(Data records)
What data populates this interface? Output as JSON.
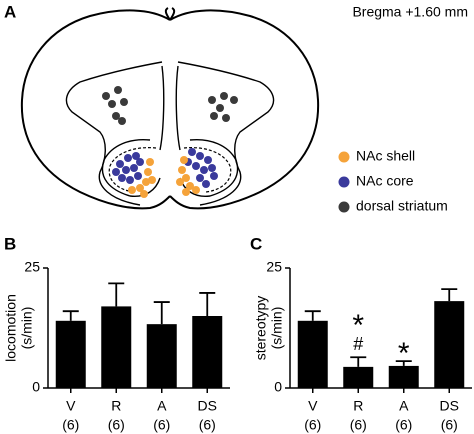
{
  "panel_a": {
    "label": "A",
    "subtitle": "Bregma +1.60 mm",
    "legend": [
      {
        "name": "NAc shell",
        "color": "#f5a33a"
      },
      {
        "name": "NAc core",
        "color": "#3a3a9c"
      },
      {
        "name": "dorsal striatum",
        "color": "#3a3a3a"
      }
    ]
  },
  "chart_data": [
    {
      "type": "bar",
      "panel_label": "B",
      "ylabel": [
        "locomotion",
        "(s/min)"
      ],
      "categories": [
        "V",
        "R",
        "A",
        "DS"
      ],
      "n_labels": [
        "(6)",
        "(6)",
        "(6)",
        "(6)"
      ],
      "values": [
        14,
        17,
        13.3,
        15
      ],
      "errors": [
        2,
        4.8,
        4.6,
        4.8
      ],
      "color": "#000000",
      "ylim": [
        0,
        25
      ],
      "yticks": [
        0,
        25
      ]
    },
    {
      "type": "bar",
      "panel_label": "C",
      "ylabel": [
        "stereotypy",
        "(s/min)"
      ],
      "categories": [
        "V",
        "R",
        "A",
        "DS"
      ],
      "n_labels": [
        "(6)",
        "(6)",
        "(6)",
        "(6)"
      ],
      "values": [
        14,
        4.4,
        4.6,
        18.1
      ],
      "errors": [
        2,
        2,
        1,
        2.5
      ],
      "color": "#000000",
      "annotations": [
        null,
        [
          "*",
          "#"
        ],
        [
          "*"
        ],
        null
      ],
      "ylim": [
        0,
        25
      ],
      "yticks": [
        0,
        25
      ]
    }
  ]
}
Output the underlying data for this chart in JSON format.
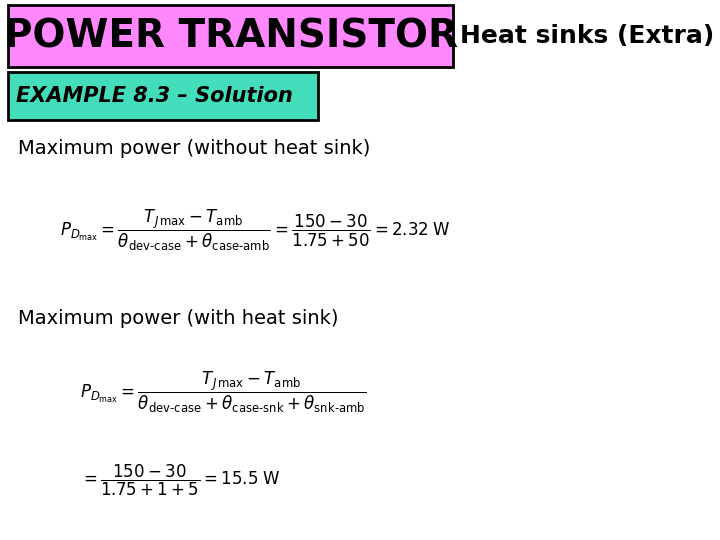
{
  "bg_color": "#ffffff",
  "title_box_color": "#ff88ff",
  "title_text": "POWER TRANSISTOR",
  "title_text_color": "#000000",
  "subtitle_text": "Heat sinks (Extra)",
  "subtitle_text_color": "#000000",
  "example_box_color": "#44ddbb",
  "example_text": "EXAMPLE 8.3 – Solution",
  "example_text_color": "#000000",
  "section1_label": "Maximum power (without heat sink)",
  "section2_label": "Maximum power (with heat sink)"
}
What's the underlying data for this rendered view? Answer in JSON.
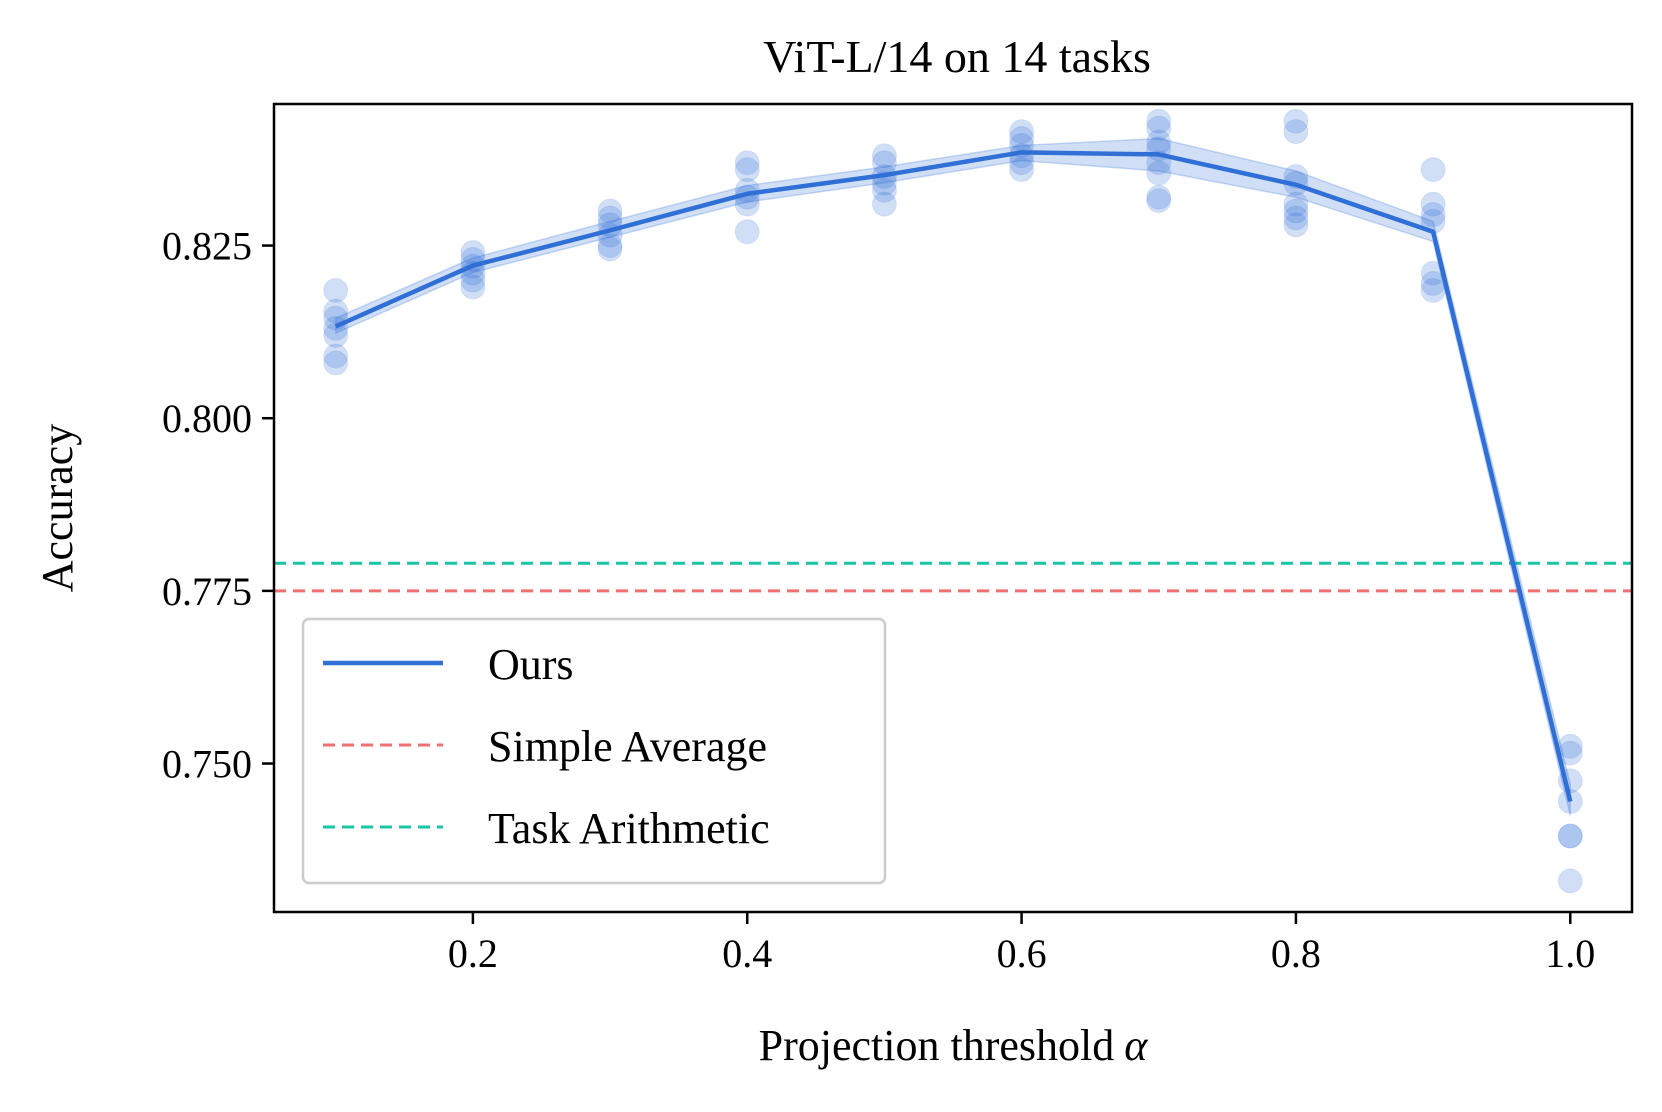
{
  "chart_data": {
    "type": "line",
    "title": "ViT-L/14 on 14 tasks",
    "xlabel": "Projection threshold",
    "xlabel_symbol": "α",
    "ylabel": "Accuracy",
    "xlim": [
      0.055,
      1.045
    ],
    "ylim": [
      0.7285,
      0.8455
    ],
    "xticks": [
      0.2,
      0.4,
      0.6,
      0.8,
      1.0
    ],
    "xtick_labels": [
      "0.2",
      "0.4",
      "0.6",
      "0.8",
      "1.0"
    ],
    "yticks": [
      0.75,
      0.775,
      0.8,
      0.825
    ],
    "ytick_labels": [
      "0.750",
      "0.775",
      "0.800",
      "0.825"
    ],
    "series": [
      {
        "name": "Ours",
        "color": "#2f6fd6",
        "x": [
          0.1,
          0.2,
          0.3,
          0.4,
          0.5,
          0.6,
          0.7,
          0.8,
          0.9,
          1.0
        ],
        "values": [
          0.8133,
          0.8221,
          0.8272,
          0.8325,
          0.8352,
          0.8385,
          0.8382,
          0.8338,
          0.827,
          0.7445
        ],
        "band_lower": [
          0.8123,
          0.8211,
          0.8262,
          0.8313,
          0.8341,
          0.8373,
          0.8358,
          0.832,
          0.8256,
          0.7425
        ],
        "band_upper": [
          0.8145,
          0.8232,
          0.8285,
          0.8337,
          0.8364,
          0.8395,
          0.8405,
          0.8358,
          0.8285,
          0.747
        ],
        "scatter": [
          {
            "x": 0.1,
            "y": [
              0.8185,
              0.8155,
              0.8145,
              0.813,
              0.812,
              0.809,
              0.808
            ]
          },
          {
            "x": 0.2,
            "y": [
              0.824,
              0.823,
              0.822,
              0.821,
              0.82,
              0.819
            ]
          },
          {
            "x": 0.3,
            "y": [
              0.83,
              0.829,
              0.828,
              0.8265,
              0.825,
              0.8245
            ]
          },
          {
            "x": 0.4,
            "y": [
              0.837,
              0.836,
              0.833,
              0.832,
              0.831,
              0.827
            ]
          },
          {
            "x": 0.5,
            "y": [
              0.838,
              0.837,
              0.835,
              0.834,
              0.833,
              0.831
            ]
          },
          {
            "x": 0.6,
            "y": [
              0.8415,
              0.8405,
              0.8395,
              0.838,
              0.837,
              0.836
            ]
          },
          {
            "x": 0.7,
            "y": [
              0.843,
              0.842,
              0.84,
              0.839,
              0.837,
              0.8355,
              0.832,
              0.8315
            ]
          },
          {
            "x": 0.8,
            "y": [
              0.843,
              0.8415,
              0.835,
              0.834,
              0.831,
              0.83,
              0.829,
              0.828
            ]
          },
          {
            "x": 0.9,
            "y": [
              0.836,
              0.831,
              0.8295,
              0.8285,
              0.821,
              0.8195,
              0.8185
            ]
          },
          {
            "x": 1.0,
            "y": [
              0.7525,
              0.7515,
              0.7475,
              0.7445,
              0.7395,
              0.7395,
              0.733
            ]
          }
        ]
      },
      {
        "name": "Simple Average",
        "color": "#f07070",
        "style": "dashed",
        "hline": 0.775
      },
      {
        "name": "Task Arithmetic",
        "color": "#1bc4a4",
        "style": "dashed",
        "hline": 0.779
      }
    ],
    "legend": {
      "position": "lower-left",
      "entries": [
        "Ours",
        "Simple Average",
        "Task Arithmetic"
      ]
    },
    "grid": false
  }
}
---
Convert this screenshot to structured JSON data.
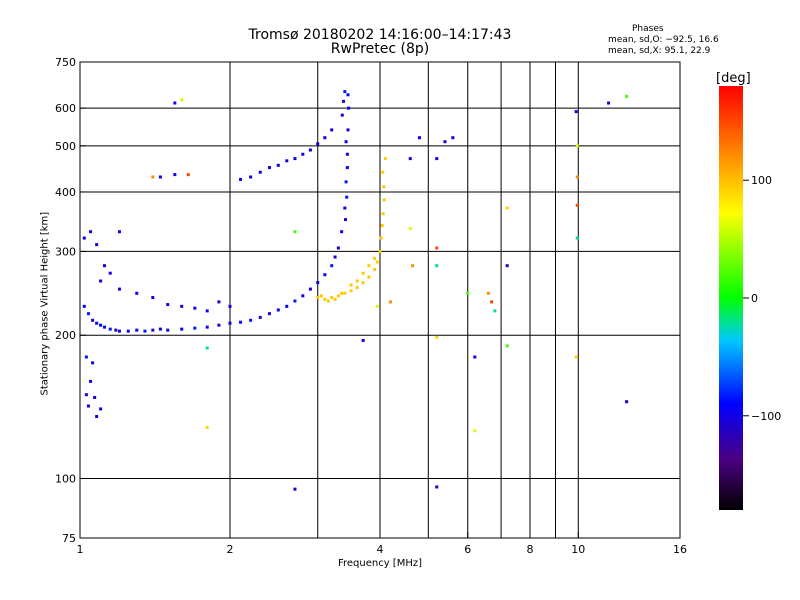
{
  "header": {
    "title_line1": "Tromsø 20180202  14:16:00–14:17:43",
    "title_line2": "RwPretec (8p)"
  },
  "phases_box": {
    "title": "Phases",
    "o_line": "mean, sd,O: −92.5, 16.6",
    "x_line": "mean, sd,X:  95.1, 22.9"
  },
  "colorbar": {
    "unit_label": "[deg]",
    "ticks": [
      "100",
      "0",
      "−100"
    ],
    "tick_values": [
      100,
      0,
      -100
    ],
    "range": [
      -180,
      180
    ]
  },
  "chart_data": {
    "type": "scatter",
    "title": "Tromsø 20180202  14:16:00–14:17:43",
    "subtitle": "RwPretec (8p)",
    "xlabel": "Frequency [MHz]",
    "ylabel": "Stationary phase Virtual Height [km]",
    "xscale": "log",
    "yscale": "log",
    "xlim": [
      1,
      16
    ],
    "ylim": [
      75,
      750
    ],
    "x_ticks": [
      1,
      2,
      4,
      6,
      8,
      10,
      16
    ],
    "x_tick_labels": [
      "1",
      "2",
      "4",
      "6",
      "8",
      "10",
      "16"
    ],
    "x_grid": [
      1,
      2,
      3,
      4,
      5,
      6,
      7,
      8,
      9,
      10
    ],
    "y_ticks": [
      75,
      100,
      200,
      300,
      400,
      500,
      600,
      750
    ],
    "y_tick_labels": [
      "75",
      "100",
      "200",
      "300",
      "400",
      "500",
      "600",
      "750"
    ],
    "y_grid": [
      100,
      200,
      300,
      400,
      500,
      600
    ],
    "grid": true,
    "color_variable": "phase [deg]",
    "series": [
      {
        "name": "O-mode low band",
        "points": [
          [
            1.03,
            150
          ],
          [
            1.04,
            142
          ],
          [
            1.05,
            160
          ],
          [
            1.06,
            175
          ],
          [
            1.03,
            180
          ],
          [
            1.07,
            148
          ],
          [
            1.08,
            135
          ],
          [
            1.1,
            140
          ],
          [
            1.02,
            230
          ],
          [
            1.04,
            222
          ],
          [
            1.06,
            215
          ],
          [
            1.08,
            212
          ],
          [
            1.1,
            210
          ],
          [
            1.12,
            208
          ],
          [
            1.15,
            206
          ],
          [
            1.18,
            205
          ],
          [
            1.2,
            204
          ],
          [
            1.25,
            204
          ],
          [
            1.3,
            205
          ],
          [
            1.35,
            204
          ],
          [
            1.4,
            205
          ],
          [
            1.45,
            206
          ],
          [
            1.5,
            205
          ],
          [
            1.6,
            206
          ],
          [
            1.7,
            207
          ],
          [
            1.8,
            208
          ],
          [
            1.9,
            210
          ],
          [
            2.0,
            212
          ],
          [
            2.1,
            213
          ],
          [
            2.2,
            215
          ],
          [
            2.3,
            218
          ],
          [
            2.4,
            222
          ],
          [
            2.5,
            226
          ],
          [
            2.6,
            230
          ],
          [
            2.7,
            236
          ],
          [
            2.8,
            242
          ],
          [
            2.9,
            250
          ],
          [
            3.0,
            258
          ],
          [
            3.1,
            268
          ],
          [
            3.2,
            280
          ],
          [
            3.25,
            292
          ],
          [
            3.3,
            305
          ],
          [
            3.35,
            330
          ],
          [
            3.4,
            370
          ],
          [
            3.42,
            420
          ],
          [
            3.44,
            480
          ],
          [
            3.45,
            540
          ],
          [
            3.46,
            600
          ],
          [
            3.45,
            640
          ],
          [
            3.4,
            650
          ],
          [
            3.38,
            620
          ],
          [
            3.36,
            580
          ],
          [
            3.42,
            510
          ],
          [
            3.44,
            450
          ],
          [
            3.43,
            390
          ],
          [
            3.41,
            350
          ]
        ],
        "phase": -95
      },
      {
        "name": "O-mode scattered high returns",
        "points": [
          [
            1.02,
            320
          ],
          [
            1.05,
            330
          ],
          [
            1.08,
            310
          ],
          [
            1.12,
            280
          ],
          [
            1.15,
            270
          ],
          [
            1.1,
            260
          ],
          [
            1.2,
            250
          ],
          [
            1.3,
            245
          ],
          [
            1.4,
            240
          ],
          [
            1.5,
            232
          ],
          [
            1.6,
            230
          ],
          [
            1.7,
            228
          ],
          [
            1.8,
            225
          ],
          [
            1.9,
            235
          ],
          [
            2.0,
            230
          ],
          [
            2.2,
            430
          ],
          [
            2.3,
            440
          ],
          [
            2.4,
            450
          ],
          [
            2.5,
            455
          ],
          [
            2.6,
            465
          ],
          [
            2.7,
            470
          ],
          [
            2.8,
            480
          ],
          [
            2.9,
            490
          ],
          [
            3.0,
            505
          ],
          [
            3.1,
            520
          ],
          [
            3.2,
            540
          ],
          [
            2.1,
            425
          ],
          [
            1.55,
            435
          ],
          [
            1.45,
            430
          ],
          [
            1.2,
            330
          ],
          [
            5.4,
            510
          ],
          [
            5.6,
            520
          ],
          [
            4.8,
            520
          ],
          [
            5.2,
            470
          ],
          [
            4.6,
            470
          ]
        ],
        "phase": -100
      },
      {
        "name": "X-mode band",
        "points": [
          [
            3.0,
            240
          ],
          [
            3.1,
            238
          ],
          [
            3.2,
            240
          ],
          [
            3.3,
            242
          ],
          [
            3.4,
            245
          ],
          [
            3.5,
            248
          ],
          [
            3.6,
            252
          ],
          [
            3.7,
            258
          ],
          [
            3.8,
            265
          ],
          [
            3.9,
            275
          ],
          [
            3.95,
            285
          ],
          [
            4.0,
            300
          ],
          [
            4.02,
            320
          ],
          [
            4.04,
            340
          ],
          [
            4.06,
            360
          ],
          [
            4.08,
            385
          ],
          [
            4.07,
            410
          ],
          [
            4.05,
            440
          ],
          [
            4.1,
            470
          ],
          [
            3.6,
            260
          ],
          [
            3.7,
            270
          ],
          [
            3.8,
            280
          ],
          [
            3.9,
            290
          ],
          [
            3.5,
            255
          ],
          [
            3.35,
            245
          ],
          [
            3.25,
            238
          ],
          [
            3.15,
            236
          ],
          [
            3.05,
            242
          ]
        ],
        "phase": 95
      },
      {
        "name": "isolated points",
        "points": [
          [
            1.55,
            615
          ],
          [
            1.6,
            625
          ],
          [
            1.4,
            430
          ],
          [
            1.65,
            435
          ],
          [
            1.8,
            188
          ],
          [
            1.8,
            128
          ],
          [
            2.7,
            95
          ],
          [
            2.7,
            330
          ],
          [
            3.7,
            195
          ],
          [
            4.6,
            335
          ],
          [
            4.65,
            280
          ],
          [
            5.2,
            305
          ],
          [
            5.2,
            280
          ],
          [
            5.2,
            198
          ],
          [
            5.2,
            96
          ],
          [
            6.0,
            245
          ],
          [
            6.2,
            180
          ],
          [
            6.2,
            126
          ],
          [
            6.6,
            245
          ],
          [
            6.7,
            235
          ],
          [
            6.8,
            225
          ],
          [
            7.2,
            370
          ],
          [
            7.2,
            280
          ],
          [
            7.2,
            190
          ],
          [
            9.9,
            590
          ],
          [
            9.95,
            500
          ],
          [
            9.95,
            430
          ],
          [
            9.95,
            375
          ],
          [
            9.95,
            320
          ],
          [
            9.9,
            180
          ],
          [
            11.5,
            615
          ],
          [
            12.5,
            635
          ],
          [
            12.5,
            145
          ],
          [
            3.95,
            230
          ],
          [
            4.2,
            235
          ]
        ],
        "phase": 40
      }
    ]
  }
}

*TASK DESCRIPTION*
Check each line above for the word "mode" and give the number of lines that have it, nothing else.

*EXERCISE SOLUTION*
3